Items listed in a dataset
################

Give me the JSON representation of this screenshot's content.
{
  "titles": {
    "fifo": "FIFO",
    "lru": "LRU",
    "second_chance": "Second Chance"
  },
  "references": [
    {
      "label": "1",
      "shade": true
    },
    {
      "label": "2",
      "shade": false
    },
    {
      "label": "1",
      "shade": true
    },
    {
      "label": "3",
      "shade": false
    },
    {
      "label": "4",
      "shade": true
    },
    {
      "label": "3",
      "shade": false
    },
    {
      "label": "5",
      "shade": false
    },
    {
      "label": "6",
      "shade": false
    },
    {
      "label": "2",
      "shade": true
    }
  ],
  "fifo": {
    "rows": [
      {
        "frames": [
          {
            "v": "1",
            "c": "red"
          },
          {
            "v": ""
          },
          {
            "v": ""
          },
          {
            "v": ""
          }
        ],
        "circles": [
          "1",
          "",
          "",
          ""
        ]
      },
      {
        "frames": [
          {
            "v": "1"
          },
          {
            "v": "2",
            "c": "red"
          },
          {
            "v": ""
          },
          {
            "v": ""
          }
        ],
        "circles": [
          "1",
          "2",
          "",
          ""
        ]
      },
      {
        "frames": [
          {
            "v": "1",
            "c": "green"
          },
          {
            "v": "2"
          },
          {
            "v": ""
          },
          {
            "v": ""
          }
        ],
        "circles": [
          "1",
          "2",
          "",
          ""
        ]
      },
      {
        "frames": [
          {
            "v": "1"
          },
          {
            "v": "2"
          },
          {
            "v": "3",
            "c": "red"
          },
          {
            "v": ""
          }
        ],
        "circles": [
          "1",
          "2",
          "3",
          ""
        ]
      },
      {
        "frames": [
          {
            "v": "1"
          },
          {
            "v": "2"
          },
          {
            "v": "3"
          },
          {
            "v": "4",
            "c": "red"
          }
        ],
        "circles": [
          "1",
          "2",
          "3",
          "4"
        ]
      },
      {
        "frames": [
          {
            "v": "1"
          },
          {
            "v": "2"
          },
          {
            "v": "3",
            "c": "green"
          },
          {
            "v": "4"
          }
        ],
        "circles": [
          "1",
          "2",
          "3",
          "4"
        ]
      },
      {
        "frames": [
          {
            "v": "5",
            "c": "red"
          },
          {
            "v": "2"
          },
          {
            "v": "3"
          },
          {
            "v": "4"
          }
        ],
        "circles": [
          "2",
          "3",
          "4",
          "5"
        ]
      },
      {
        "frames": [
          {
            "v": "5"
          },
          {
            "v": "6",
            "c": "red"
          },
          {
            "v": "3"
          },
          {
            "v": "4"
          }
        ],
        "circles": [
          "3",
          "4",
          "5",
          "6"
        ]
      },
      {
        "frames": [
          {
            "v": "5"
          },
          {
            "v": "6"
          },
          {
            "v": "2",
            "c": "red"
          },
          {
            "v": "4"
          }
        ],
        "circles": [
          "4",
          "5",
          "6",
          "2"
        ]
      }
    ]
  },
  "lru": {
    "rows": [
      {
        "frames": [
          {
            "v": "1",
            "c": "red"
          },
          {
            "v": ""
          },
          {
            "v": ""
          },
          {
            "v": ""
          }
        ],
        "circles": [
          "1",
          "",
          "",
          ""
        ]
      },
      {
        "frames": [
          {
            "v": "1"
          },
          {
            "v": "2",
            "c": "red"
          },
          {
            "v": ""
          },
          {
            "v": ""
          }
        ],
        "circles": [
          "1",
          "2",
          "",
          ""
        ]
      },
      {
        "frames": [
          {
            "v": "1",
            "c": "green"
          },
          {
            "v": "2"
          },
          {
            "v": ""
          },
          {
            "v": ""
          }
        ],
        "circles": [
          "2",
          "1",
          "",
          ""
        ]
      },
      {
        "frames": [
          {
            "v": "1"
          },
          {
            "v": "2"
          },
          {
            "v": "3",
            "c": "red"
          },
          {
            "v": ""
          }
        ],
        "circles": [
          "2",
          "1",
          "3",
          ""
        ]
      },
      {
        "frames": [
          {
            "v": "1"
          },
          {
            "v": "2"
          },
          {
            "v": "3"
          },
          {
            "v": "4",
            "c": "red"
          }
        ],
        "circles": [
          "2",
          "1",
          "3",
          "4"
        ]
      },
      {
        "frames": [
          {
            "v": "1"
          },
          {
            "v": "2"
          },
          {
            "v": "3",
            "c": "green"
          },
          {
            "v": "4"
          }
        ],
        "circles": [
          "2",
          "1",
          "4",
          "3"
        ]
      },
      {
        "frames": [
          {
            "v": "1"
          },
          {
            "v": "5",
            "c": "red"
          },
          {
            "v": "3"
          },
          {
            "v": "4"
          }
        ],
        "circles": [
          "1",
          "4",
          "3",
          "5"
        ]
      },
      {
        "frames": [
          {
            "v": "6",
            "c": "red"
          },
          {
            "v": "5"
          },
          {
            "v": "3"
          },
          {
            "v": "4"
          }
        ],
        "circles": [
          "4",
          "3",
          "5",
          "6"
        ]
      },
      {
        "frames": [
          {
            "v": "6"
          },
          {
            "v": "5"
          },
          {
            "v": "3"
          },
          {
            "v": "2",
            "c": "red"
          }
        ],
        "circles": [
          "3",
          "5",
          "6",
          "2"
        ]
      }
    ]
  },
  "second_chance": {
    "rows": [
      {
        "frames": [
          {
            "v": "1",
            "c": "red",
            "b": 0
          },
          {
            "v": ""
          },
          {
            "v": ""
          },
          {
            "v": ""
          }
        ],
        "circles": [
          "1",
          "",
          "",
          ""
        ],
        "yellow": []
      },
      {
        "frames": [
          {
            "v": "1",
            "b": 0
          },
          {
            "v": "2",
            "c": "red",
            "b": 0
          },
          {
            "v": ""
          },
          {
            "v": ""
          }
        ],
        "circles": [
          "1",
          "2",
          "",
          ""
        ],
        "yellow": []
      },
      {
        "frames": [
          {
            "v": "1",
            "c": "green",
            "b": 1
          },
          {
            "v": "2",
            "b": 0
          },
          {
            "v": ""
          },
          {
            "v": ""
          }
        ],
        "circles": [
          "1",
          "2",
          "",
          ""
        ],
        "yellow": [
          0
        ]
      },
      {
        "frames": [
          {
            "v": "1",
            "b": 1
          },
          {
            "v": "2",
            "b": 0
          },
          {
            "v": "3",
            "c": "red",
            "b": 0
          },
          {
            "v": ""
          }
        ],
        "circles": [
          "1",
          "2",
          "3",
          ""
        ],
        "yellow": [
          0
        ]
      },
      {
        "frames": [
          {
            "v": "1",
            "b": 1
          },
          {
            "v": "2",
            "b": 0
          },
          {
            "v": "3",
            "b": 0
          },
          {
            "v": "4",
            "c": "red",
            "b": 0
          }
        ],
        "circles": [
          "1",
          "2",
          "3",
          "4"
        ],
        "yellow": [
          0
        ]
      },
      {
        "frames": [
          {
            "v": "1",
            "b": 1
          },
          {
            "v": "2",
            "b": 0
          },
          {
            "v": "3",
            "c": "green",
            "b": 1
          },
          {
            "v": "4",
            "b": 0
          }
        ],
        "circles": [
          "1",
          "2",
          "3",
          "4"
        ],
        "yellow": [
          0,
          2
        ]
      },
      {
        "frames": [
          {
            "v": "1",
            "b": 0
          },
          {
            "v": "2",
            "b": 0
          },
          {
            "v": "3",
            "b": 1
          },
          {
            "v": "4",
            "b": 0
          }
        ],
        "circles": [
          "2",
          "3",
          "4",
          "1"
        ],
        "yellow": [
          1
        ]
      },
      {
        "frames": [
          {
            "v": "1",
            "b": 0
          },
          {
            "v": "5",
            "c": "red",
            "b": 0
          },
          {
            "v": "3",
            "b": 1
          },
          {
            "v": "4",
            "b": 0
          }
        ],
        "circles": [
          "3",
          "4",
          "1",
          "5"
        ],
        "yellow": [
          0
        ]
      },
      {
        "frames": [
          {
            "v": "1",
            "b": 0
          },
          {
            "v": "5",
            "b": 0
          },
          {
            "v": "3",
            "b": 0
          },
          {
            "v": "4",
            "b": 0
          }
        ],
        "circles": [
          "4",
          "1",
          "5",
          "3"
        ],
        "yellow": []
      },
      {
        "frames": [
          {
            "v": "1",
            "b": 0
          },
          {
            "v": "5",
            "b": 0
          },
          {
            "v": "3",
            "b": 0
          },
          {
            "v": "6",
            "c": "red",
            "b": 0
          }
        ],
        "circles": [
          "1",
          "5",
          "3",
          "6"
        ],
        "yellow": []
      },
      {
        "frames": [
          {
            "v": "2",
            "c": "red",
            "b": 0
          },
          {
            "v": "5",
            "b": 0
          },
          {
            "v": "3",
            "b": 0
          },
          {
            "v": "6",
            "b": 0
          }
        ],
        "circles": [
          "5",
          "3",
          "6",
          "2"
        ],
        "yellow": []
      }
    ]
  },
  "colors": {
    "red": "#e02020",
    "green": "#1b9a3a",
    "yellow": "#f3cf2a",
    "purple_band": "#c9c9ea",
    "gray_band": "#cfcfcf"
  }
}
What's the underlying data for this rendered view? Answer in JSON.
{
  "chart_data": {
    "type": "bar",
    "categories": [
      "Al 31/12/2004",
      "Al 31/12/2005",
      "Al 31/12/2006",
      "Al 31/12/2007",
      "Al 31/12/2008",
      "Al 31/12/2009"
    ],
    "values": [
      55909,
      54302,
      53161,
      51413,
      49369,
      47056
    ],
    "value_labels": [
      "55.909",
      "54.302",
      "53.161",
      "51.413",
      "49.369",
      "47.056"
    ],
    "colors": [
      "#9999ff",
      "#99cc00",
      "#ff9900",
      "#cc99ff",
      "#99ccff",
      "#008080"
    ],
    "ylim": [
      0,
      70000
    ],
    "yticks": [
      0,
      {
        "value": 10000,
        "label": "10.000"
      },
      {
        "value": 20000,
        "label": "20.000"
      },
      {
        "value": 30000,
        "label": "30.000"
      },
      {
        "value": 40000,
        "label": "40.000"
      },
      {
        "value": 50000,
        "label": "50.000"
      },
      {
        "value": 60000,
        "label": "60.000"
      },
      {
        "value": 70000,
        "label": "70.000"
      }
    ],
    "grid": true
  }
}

################

**Aim of the exercise:** Select every line in the records above that contains the word "JSON".

**Task result:**
Give me the JSON representation of this screenshot's content.
What's the underlying data for this rendered view? Answer in JSON.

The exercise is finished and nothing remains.